# Work instructions
Only the number is wanted: how many lines of these entries contain the word "woman"?

# Data entries
◆ ◆ ◆ ◆
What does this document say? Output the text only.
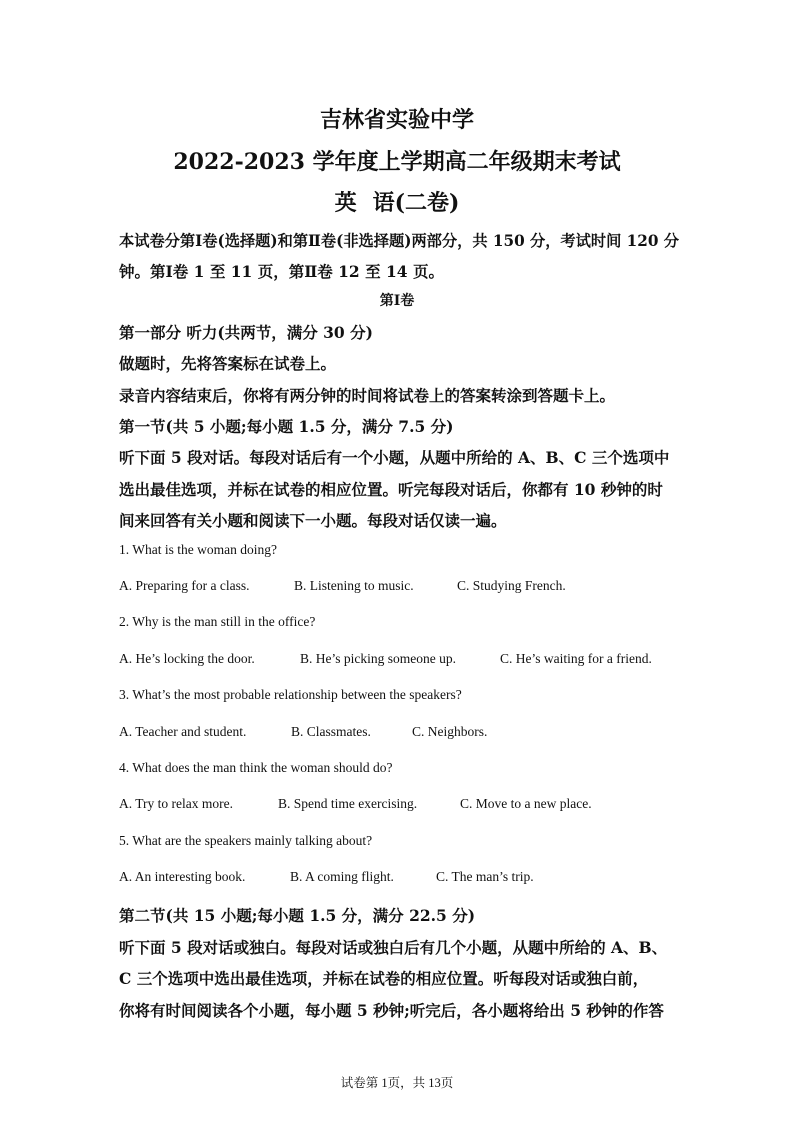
吉林省实验中学
2022-2023 学年度上学期高二年级期末考试
英 语(二卷)
本试卷分第Ⅰ卷(选择题)和第Ⅱ卷(非选择题)两部分，共 150 分，考试时间 120 分
钟。第Ⅰ卷 1 至 11 页，第Ⅱ卷 12 至 14 页。
第Ⅰ卷
第一部分 听力(共两节，满分 30 分)
做题时，先将答案标在试卷上。
录音内容结束后，你将有两分钟的时间将试卷上的答案转涂到答题卡上。
第一节(共 5 小题;每小题 1.5 分，满分 7.5 分)
听下面 5 段对话。每段对话后有一个小题，从题中所给的 A、B、C 三个选项中
选出最佳选项，并标在试卷的相应位置。听完每段对话后，你都有 10 秒钟的时
间来回答有关小题和阅读下一小题。每段对话仅读一遍。
1. What is the woman doing?
A. Preparing for a class.	B. Listening to music.	C. Studying French.
2. Why is the man still in the office?
A. He’s locking the door.	B. He’s picking someone up.	C. He’s waiting for a friend.
3. What’s the most probable relationship between the speakers?
A. Teacher and student.	B. Classmates.	C. Neighbors.
4. What does the man think the woman should do?
A. Try to relax more.	B. Spend time exercising.	C. Move to a new place.
5. What are the speakers mainly talking about?
A. An interesting book.	B. A coming flight.	C. The man’s trip.
第二节(共 15 小题;每小题 1.5 分，满分 22.5 分)
听下面 5 段对话或独白。每段对话或独白后有几个小题，从题中所给的 A、B、
C 三个选项中选出最佳选项，并标在试卷的相应位置。听每段对话或独白前，
你将有时间阅读各个小题，每小题 5 秒钟;听完后，各小题将给出 5 秒钟的作答
试卷第 1页，共 13页
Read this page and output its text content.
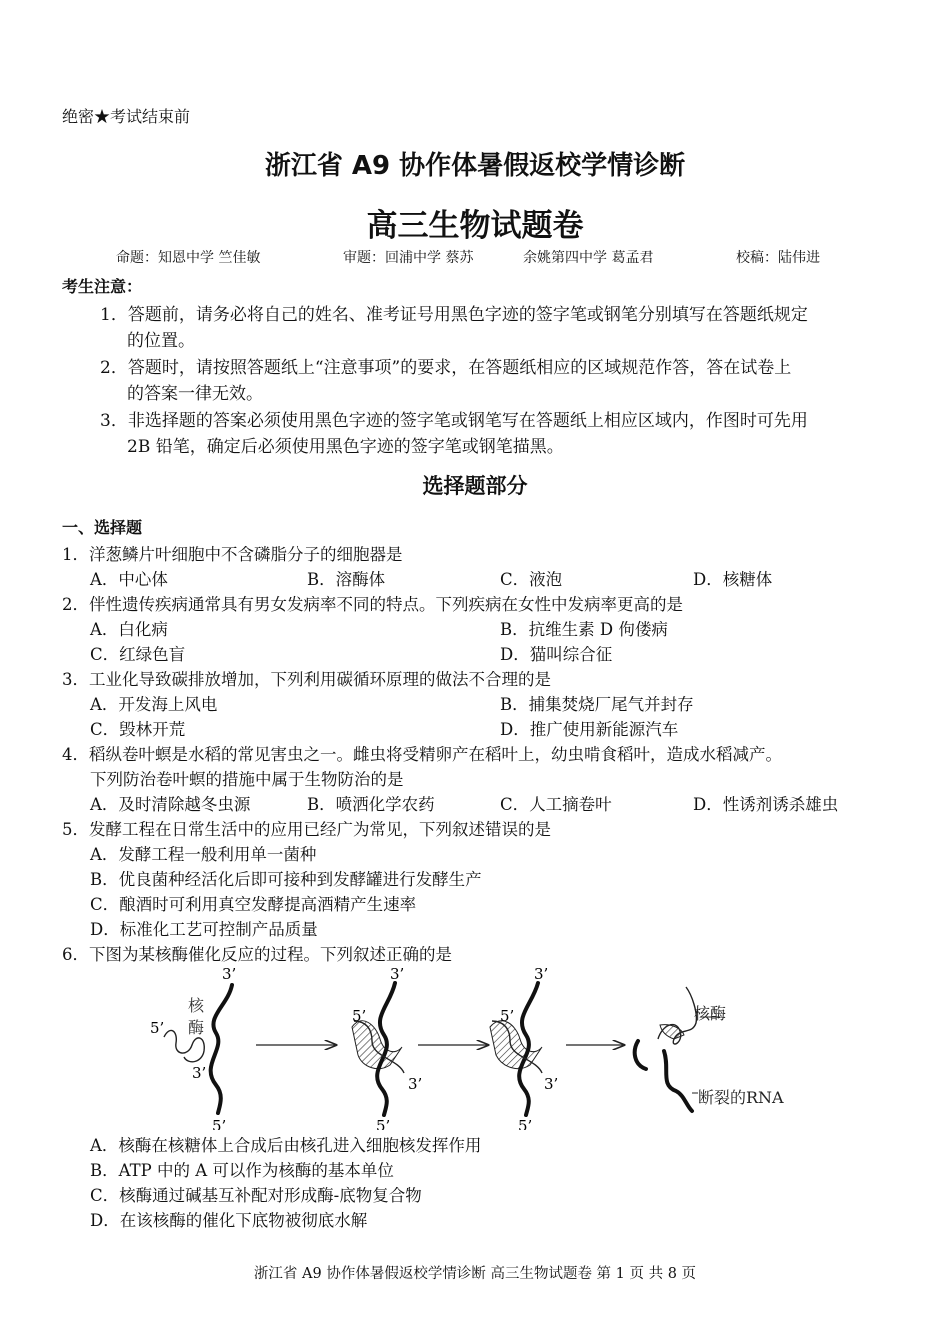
绝密★考试结束前
浙江省 A9 协作体暑假返校学情诊断
高三生物试题卷
命题：知恩中学 竺佳敏	审题：回浦中学 蔡苏	余姚第四中学 葛孟君	校稿：陆伟进
考生注意：
1．答题前，请务必将自己的姓名、准考证号用黑色字迹的签字笔或钢笔分别填写在答题纸规定
的位置。
2．答题时，请按照答题纸上“注意事项”的要求，在答题纸相应的区域规范作答，答在试卷上
的答案一律无效。
3．非选择题的答案必须使用黑色字迹的签字笔或钢笔写在答题纸上相应区域内，作图时可先用
2B 铅笔，确定后必须使用黑色字迹的签字笔或钢笔描黑。
选择题部分
一、选择题
1．洋葱鳞片叶细胞中不含磷脂分子的细胞器是
A．中心体	B．溶酶体	C．液泡	D．核糖体
2．伴性遗传疾病通常具有男女发病率不同的特点。下列疾病在女性中发病率更高的是
A．白化病	B．抗维生素 D 佝偻病
C．红绿色盲	D．猫叫综合征
3．工业化导致碳排放增加，下列利用碳循环原理的做法不合理的是
A．开发海上风电	B．捕集焚烧厂尾气并封存
C．毁林开荒	D．推广使用新能源汽车
4．稻纵卷叶螟是水稻的常见害虫之一。雌虫将受精卵产在稻叶上，幼虫啃食稻叶，造成水稻减产。
下列防治卷叶螟的措施中属于生物防治的是
A．及时清除越冬虫源	B．喷洒化学农药	C．人工摘卷叶	D．性诱剂诱杀雄虫
5．发酵工程在日常生活中的应用已经广为常见，下列叙述错误的是
A．发酵工程一般利用单一菌种
B．优良菌种经活化后即可接种到发酵罐进行发酵生产
C．酿酒时可利用真空发酵提高酒精产生速率
D．标准化工艺可控制产品质量
6．下图为某核酶催化反应的过程。下列叙述正确的是
3’
5’
3’
5’
核
酶
3’
5’
3’
5’
3’
5’
3’
5’
核酶
断裂的RNA
A．核酶在核糖体上合成后由核孔进入细胞核发挥作用
B．ATP 中的 A 可以作为核酶的基本单位
C．核酶通过碱基互补配对形成酶-底物复合物
D．在该核酶的催化下底物被彻底水解
浙江省 A9 协作体暑假返校学情诊断 高三生物试题卷 第 1 页 共 8 页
◆ ◆ ◆ ◆
# Exercise answer
2